Retype the records below exactly as they appear, but leave out any pictures.
─── Stored rows
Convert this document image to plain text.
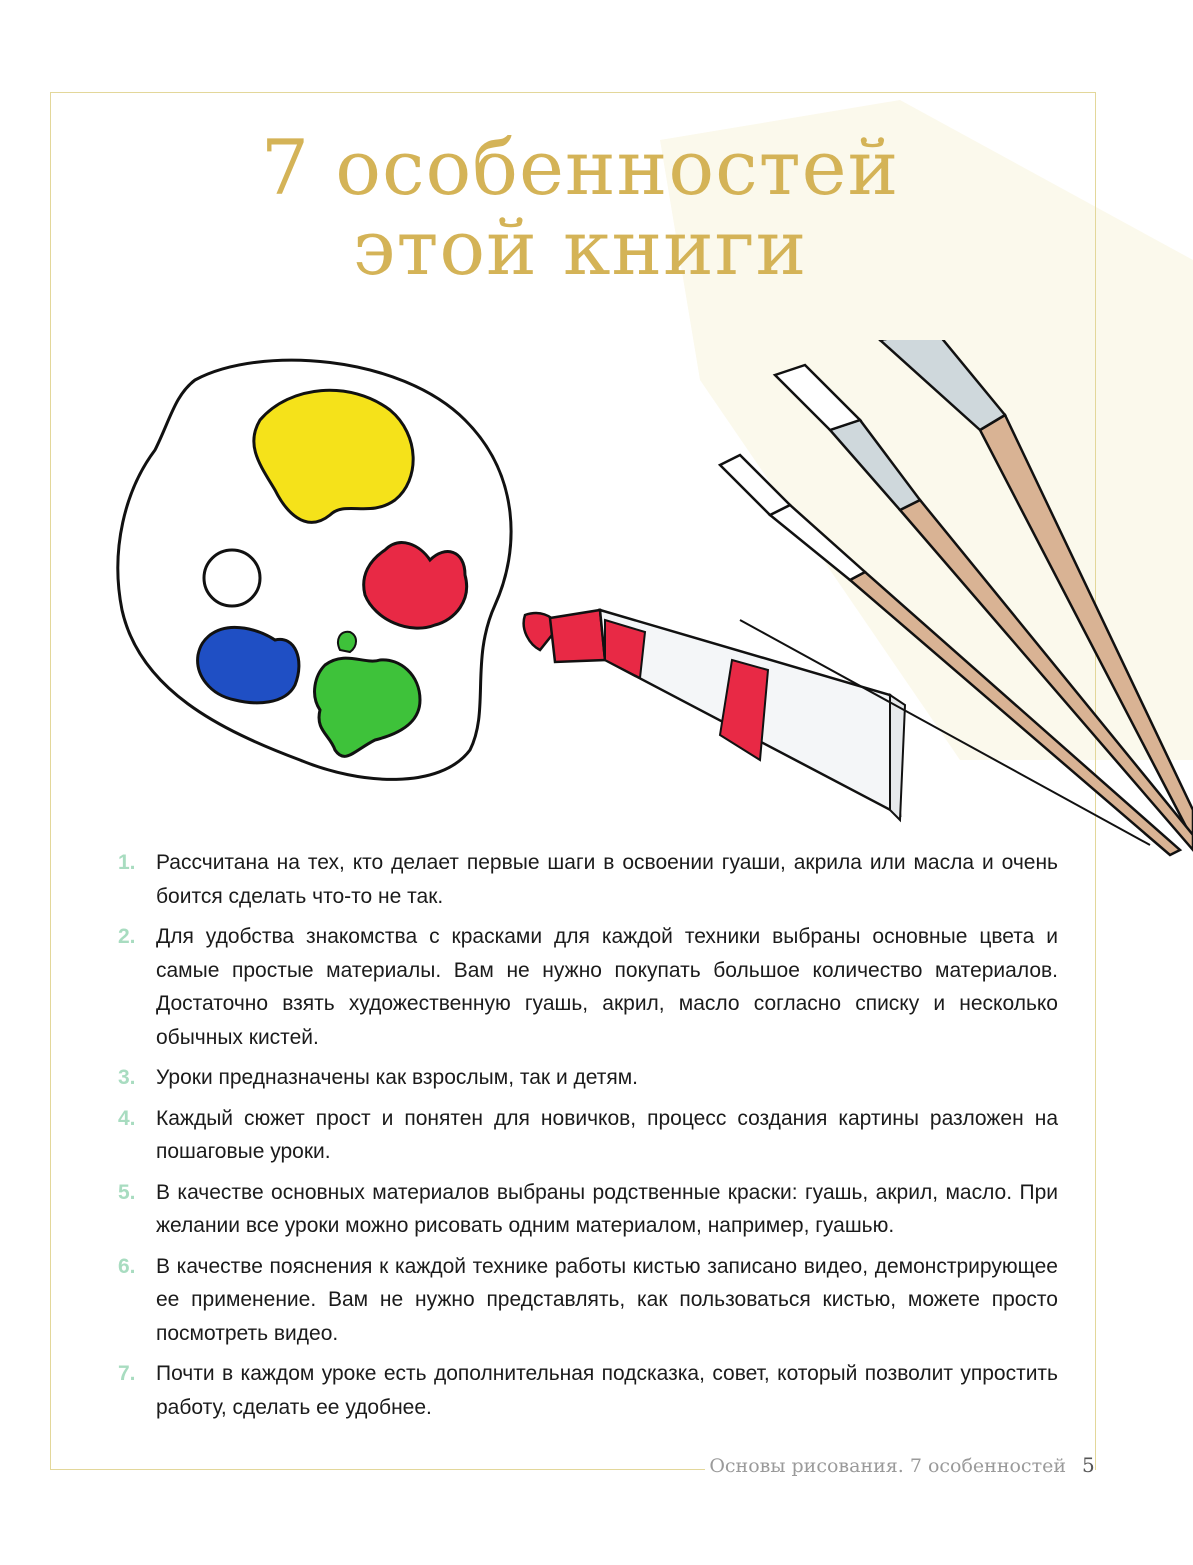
7 особенностей
этой книги
1. Рассчитана на тех, кто делает первые шаги в освоении гуаши, акрила или масла и очень боится сделать что-то не так.
2. Для удобства знакомства с красками для каждой техники выбраны основные цвета и самые простые материалы. Вам не нужно покупать большое количество материалов. Достаточно взять художественную гуашь, акрил, масло согласно списку и несколько обычных кистей.
3. Уроки предназначены как взрослым, так и детям.
4. Каждый сюжет прост и понятен для новичков, процесс создания картины разложен на пошаговые уроки.
5. В качестве основных материалов выбраны родственные краски: гуашь, акрил, масло. При желании все уроки можно рисовать одним материалом, например, гуашью.
6. В качестве пояснения к каждой технике работы кистью записано видео, демонстрирующее ее применение. Вам не нужно представлять, как пользоваться кистью, можете просто посмотреть видео.
7. Почти в каждом уроке есть дополнительная подсказка, совет, который позволит упростить работу, сделать ее удобнее.
Основы рисования. 7 особенностей 5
──────
**Result of the exercise:**
Convert this document image to plain text.
7 особенностей
этой книги
1. Рассчитана на тех, кто делает первые шаги в освоении гуаши, акрила или масла и очень боится сделать что-то не так.
2. Для удобства знакомства с красками для каждой техники выбраны основные цвета и самые простые материалы. Вам не нужно покупать большое количество материалов. Достаточно взять художественную гуашь, акрил, масло согласно списку и несколько обычных кистей.
3. Уроки предназначены как взрослым, так и детям.
4. Каждый сюжет прост и понятен для новичков, процесс создания картины разложен на пошаговые уроки.
5. В качестве основных материалов выбраны родственные краски: гуашь, акрил, масло. При желании все уроки можно рисовать одним материалом, например, гуашью.
6. В качестве пояснения к каждой технике работы кистью записано видео, демонстрирующее ее применение. Вам не нужно представлять, как пользоваться кистью, можете просто посмотреть видео.
7. Почти в каждом уроке есть дополнительная подсказка, совет, который позволит упростить работу, сделать ее удобнее.
Основы рисования. 7 особенностей 5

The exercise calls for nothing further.